▶ TO BE DONE
From the entries below, please gather each line containing the string "name".
==== EXTRACTED MATERIAL ====
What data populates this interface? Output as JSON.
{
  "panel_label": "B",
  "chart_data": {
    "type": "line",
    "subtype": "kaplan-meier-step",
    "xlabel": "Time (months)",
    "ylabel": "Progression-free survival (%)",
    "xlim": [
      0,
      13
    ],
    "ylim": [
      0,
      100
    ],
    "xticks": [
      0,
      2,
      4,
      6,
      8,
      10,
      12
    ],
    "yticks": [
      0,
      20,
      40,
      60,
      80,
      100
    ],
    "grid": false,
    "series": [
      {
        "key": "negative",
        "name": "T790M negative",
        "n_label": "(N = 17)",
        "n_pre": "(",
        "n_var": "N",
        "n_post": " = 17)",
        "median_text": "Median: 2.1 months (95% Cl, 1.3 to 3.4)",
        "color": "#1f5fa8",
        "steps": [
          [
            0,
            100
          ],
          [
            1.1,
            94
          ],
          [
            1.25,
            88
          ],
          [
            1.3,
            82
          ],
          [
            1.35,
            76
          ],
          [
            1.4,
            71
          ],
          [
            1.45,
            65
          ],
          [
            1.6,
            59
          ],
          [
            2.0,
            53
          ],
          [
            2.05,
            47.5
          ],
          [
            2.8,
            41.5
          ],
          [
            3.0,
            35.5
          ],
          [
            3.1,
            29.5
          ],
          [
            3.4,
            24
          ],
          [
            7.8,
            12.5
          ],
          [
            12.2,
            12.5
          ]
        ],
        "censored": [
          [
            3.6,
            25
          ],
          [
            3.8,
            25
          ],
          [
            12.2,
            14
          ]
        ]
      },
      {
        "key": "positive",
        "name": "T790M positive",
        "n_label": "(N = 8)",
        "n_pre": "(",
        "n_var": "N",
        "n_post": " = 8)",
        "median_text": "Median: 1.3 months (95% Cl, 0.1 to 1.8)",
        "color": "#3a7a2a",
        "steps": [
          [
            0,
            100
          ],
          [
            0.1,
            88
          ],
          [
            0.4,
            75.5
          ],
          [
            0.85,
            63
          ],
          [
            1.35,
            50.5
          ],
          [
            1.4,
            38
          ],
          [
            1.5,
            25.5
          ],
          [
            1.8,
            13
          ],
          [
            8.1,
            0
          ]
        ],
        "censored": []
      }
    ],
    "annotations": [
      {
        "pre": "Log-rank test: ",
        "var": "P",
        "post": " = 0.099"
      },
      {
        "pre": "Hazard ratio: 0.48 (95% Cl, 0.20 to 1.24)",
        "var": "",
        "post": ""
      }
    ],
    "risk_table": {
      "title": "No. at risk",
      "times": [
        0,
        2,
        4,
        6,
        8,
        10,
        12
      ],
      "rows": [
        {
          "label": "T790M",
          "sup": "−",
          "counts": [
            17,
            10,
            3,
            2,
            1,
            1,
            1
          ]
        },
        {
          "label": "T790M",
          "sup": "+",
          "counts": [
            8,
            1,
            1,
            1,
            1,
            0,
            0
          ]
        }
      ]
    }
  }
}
====
▶ COMPLETE RESPONSE
        "name": "T790M negative",
        "name": "T790M positive",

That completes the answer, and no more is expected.